-- start DOCUMENT EXCERPT --

Ms. Glueck, who has been under contract with the Times since 1995, joined the Clark board of trustees in August 1992. Prior to that, Ms. Glueck was the art news editor of the Times, a post she left in 1991 – almost a year before she joined the Clark board.

According to the Times handbook on ethics, neither staff writers nor freelancers may “join boards of trustees, advisory committees or similar groups except those serving journalistic organizations or otherwise promoting journalism education.”

Lisa Green, a spokeswoman for the Clark (no relation to Tyler Green), told a reporter at the North Adams Transcript last week that when Ms. Glueck came on as a Times freelancer in 1995, “everyone who needed to know at the paper knew” of her affiliation with the Clark. “It was never an issue on non-disclosure,” Ms. Green said.

In her resignation letter, dated June 8, Ms. Glueck denied wrongdoing and dismissed Mr. Green’s suggestions of impropriety. “This is an insult to the Clark and to my colleagues at The Times,” Ms. Glueck wrote in her resignation letter. “Certainly the high quality of the Clark’s collection, its exhibitions and its acquisitions, its scholarship program, its long-range building projects, and its growing international fame were enough to attract the attention of my savvy colleagues without advocacy by me.And in point of fact, I never acted as an advocate.”

Sam Sifton, the culture editor of the Times, said yesterday that he would not comment on personnel issues. He described Ms. Glueck as a “valued freelancer” and said that the culture desk is “happy to work with her.” Neither Ms. Glueck nor Craig Whitney, the recently appointed standards editor of the Times, could be reached for comment yesterday.

-- end DOCUMENT EXCERPT --
-- start STORED RECORDS --

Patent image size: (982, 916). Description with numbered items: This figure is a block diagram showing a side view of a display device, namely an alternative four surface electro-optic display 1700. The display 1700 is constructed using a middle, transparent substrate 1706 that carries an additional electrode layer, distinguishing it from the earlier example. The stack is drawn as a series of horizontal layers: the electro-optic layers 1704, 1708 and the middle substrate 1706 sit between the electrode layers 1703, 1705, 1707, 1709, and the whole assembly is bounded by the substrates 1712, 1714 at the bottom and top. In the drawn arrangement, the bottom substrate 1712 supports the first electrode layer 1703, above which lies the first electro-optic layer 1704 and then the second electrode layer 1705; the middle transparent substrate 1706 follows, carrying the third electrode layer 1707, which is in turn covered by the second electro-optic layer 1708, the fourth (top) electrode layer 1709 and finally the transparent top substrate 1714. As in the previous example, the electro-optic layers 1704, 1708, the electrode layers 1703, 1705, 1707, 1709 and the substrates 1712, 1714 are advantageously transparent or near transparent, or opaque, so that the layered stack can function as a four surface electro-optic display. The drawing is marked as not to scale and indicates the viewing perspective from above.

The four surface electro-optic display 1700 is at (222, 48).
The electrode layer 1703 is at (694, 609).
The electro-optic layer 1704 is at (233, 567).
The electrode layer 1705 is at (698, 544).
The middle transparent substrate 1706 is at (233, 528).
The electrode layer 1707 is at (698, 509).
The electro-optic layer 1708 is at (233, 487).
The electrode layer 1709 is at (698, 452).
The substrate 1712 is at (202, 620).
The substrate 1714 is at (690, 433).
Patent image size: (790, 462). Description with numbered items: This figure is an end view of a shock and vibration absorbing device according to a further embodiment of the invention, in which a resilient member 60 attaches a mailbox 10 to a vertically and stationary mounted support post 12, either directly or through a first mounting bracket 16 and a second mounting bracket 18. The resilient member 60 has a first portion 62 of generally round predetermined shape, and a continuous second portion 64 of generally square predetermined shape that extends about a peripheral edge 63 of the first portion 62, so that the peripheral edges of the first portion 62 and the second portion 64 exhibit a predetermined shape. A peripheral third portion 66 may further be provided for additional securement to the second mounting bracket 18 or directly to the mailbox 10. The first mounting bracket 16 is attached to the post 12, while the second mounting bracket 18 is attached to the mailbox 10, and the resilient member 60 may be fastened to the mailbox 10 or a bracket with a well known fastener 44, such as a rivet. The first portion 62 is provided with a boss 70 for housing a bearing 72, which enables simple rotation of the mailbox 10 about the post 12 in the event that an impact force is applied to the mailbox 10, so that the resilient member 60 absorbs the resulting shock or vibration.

-- end STORED RECORDS --

### PROBLEM
Write out the passage on Ms. Glueck and the Clark board from "Lisa Green, a" to "Ms. Green said.", switching "spokeswoman" to "representative".

### TASK RESPONSE
Lisa Green, a representative for the Clark (no relation to Tyler Green), told a reporter at the North Adams Transcript last week that when Ms. Glueck came on as a Times freelancer in 1995, “everyone who needed to know at the paper knew” of her affiliation with the Clark. “It was never an issue on non-disclosure,” Ms. Green said.